→ **Set problem**: Look through the records below, count the lines with the word "structured", and reply with only the number.

→ **Records**:
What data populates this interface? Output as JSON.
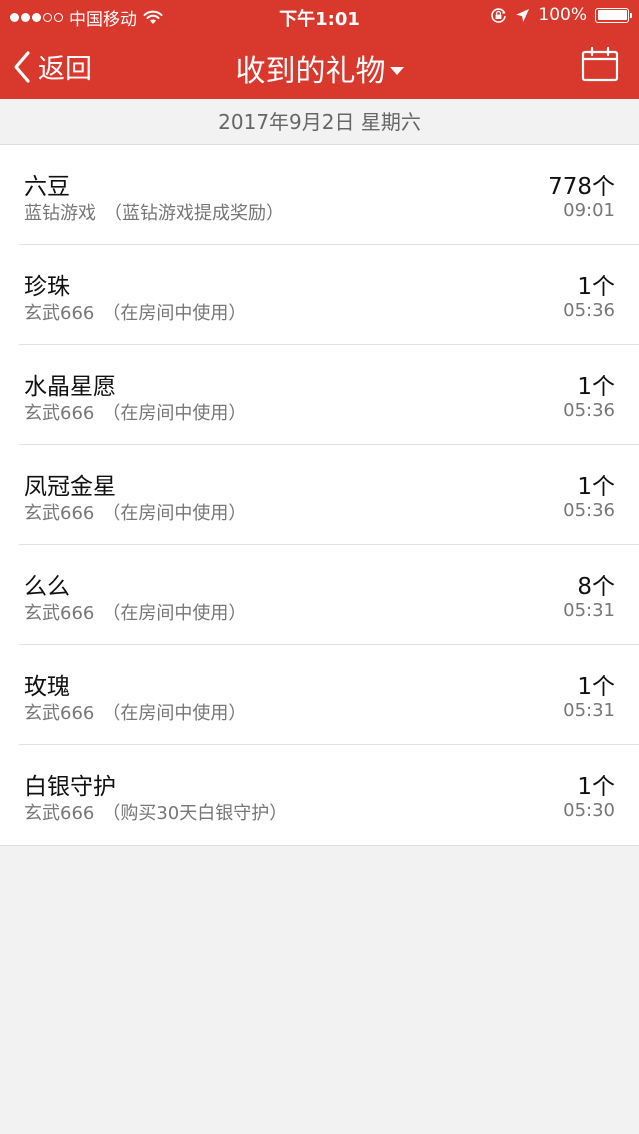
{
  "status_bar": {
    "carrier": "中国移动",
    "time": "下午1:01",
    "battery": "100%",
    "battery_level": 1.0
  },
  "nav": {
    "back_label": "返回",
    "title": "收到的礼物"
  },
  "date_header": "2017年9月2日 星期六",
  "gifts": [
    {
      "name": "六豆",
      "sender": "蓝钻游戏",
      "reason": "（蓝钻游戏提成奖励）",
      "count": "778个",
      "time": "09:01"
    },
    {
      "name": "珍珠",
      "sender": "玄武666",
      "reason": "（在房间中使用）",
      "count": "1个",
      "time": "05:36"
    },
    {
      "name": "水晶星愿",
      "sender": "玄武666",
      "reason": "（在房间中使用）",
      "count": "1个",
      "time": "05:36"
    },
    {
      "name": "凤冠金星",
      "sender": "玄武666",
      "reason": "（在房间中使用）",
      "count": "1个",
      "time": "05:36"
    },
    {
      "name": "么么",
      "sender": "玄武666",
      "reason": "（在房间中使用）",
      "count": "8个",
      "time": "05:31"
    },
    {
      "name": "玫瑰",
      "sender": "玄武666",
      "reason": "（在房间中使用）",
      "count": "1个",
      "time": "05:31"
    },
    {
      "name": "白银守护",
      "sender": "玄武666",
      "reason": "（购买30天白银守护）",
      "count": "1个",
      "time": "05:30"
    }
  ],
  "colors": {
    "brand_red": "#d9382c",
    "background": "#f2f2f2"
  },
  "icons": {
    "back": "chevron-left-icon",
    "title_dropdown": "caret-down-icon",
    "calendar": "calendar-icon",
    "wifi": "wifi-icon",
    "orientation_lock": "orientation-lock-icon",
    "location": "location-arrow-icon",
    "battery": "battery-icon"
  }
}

* * *

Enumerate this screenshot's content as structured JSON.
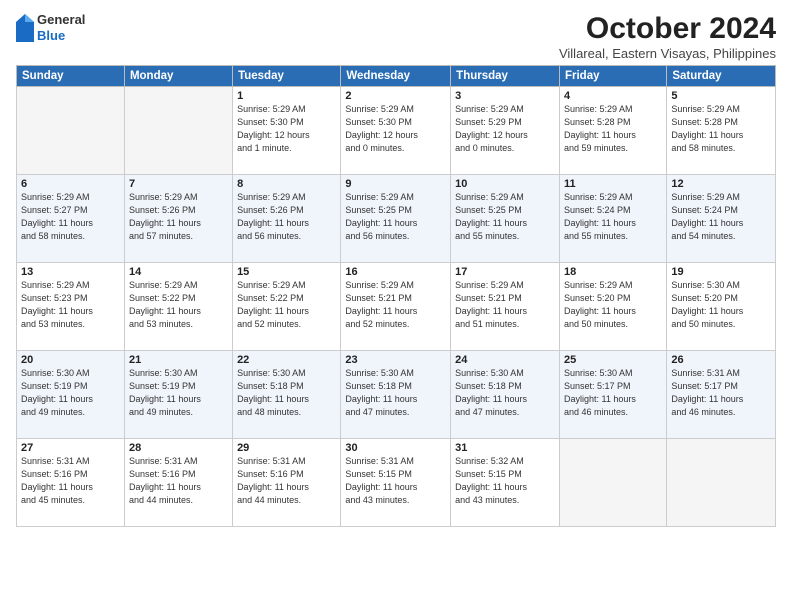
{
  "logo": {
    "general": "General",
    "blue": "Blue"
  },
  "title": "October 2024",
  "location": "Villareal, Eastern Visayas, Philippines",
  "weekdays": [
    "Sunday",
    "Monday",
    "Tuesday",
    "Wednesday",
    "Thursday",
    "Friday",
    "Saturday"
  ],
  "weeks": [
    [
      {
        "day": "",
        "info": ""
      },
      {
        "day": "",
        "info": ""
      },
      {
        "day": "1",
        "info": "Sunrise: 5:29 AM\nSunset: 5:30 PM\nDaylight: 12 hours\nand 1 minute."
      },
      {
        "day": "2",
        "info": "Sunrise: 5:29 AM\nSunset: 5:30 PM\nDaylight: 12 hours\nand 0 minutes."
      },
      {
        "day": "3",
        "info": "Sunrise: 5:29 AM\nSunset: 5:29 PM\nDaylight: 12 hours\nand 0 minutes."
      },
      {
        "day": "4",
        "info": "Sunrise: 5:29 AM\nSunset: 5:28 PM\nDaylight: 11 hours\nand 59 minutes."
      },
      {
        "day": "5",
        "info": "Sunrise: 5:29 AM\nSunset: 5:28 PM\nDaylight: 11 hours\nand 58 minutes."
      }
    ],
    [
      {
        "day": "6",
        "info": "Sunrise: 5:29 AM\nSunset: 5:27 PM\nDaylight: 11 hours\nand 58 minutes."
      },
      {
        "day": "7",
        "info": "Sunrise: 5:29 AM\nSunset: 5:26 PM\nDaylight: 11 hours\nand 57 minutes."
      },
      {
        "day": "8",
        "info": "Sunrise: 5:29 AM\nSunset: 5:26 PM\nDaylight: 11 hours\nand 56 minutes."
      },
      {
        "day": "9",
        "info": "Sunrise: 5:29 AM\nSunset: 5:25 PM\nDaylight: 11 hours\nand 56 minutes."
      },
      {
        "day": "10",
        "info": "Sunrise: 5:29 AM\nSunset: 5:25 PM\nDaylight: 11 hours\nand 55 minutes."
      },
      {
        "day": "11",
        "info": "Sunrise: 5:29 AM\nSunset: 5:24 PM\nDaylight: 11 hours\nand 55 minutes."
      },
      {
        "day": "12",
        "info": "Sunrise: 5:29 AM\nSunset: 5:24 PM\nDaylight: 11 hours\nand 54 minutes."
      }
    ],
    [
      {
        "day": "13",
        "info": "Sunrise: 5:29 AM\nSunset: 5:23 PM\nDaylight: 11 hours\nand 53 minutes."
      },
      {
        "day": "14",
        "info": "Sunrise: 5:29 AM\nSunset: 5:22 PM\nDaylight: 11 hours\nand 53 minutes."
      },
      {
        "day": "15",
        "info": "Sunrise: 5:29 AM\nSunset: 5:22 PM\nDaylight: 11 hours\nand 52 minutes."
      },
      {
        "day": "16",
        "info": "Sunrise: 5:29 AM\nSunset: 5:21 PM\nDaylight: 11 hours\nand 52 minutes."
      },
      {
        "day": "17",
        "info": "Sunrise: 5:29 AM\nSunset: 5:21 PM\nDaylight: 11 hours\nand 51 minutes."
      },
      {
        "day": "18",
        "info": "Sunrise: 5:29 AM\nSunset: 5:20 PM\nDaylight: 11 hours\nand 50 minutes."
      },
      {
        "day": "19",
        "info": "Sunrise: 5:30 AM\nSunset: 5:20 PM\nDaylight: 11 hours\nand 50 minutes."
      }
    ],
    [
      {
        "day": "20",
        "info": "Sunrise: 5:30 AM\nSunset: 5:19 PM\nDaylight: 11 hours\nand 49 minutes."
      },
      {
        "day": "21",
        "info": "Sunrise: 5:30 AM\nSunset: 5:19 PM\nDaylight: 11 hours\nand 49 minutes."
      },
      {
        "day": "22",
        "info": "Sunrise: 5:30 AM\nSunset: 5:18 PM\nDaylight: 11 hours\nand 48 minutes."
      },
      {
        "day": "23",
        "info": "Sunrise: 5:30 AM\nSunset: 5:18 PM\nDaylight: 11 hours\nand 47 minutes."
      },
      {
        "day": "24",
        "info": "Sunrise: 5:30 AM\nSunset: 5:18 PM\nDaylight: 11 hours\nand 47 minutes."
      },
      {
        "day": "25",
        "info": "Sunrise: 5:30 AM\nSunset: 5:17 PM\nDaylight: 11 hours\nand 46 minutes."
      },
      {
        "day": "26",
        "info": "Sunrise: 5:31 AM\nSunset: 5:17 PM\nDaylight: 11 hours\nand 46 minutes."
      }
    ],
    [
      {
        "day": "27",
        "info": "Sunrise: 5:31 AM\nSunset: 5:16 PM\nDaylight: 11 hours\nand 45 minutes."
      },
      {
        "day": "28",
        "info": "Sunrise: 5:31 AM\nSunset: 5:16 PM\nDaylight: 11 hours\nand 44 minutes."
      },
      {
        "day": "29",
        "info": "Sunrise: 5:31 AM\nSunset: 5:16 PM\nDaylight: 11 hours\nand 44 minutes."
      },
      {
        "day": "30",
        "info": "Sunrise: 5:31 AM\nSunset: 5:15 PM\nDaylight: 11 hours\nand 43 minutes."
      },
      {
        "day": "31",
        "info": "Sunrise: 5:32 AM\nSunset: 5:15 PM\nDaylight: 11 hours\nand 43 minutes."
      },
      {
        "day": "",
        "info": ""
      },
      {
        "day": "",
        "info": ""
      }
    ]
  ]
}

==

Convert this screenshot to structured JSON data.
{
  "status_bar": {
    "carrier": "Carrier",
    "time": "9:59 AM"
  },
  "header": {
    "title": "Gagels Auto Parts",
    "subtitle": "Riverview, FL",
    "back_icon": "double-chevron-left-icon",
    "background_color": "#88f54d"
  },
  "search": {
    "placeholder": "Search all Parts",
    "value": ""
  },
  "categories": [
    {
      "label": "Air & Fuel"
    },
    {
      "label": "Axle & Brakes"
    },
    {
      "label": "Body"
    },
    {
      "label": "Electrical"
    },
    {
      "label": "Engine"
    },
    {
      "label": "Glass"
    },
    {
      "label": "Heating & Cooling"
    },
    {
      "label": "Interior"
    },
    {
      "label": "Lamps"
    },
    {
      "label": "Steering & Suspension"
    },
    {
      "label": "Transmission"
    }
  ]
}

→ **The result**: 2